==== Exercise inputs ====

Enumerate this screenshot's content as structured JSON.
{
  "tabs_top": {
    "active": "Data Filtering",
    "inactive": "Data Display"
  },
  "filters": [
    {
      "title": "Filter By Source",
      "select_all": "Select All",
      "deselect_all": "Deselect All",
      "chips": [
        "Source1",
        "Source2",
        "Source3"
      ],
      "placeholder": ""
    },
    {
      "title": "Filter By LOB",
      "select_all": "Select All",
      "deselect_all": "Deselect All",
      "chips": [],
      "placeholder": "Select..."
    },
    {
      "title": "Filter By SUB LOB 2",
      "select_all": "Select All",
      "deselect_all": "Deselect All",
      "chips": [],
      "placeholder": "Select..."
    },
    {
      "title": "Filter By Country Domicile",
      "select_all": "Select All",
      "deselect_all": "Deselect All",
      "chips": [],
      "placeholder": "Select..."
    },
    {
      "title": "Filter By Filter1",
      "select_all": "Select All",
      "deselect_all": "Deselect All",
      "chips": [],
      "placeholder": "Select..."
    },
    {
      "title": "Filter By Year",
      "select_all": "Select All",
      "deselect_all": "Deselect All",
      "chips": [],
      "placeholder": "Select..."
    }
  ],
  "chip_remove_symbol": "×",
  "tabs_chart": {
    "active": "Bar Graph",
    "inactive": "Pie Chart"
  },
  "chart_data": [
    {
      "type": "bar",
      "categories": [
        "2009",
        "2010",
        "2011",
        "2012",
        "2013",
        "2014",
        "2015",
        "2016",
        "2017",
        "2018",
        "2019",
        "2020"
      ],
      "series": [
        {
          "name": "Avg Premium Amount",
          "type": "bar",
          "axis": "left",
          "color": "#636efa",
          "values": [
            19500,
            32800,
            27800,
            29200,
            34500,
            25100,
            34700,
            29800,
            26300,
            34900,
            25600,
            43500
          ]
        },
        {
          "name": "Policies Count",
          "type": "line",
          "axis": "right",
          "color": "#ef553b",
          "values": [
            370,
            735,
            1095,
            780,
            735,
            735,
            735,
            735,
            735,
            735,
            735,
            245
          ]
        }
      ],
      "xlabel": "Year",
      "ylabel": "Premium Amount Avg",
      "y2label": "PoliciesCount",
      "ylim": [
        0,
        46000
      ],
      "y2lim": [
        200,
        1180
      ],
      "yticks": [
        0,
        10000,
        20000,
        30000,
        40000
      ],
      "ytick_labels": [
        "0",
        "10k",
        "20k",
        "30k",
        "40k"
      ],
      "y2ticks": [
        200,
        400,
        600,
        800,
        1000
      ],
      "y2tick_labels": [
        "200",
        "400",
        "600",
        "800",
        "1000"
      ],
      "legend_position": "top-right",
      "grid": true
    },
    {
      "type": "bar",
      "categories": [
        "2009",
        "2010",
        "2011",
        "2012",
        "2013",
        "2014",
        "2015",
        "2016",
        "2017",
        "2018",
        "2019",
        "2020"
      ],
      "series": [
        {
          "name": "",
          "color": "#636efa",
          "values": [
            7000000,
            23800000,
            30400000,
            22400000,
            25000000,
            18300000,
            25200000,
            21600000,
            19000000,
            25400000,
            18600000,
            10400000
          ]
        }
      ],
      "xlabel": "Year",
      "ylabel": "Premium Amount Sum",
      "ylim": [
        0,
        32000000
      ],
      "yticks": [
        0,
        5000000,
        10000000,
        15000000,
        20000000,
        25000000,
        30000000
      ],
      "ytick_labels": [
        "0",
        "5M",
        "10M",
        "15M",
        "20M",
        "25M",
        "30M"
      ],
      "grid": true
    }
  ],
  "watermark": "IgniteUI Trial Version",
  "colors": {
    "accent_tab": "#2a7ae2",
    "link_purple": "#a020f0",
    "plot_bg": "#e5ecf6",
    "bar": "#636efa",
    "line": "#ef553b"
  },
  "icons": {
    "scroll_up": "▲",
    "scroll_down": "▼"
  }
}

====

### Work to do
Copy out every entry again, exactly as it was given.

### Written solution
Enumerate this screenshot's content as structured JSON.
{
  "tabs_top": {
    "active": "Data Filtering",
    "inactive": "Data Display"
  },
  "filters": [
    {
      "title": "Filter By Source",
      "select_all": "Select All",
      "deselect_all": "Deselect All",
      "chips": [
        "Source1",
        "Source2",
        "Source3"
      ],
      "placeholder": ""
    },
    {
      "title": "Filter By LOB",
      "select_all": "Select All",
      "deselect_all": "Deselect All",
      "chips": [],
      "placeholder": "Select..."
    },
    {
      "title": "Filter By SUB LOB 2",
      "select_all": "Select All",
      "deselect_all": "Deselect All",
      "chips": [],
      "placeholder": "Select..."
    },
    {
      "title": "Filter By Country Domicile",
      "select_all": "Select All",
      "deselect_all": "Deselect All",
      "chips": [],
      "placeholder": "Select..."
    },
    {
      "title": "Filter By Filter1",
      "select_all": "Select All",
      "deselect_all": "Deselect All",
      "chips": [],
      "placeholder": "Select..."
    },
    {
      "title": "Filter By Year",
      "select_all": "Select All",
      "deselect_all": "Deselect All",
      "chips": [],
      "placeholder": "Select..."
    }
  ],
  "chip_remove_symbol": "×",
  "tabs_chart": {
    "active": "Bar Graph",
    "inactive": "Pie Chart"
  },
  "chart_data": [
    {
      "type": "bar",
      "categories": [
        "2009",
        "2010",
        "2011",
        "2012",
        "2013",
        "2014",
        "2015",
        "2016",
        "2017",
        "2018",
        "2019",
        "2020"
      ],
      "series": [
        {
          "name": "Avg Premium Amount",
          "type": "bar",
          "axis": "left",
          "color": "#636efa",
          "values": [
            19500,
            32800,
            27800,
            29200,
            34500,
            25100,
            34700,
            29800,
            26300,
            34900,
            25600,
            43500
          ]
        },
        {
          "name": "Policies Count",
          "type": "line",
          "axis": "right",
          "color": "#ef553b",
          "values": [
            370,
            735,
            1095,
            780,
            735,
            735,
            735,
            735,
            735,
            735,
            735,
            245
          ]
        }
      ],
      "xlabel": "Year",
      "ylabel": "Premium Amount Avg",
      "y2label": "PoliciesCount",
      "ylim": [
        0,
        46000
      ],
      "y2lim": [
        200,
        1180
      ],
      "yticks": [
        0,
        10000,
        20000,
        30000,
        40000
      ],
      "ytick_labels": [
        "0",
        "10k",
        "20k",
        "30k",
        "40k"
      ],
      "y2ticks": [
        200,
        400,
        600,
        800,
        1000
      ],
      "y2tick_labels": [
        "200",
        "400",
        "600",
        "800",
        "1000"
      ],
      "legend_position": "top-right",
      "grid": true
    },
    {
      "type": "bar",
      "categories": [
        "2009",
        "2010",
        "2011",
        "2012",
        "2013",
        "2014",
        "2015",
        "2016",
        "2017",
        "2018",
        "2019",
        "2020"
      ],
      "series": [
        {
          "name": "",
          "color": "#636efa",
          "values": [
            7000000,
            23800000,
            30400000,
            22400000,
            25000000,
            18300000,
            25200000,
            21600000,
            19000000,
            25400000,
            18600000,
            10400000
          ]
        }
      ],
      "xlabel": "Year",
      "ylabel": "Premium Amount Sum",
      "ylim": [
        0,
        32000000
      ],
      "yticks": [
        0,
        5000000,
        10000000,
        15000000,
        20000000,
        25000000,
        30000000
      ],
      "ytick_labels": [
        "0",
        "5M",
        "10M",
        "15M",
        "20M",
        "25M",
        "30M"
      ],
      "grid": true
    }
  ],
  "watermark": "IgniteUI Trial Version",
  "colors": {
    "accent_tab": "#2a7ae2",
    "link_purple": "#a020f0",
    "plot_bg": "#e5ecf6",
    "bar": "#636efa",
    "line": "#ef553b"
  },
  "icons": {
    "scroll_up": "▲",
    "scroll_down": "▼"
  }
}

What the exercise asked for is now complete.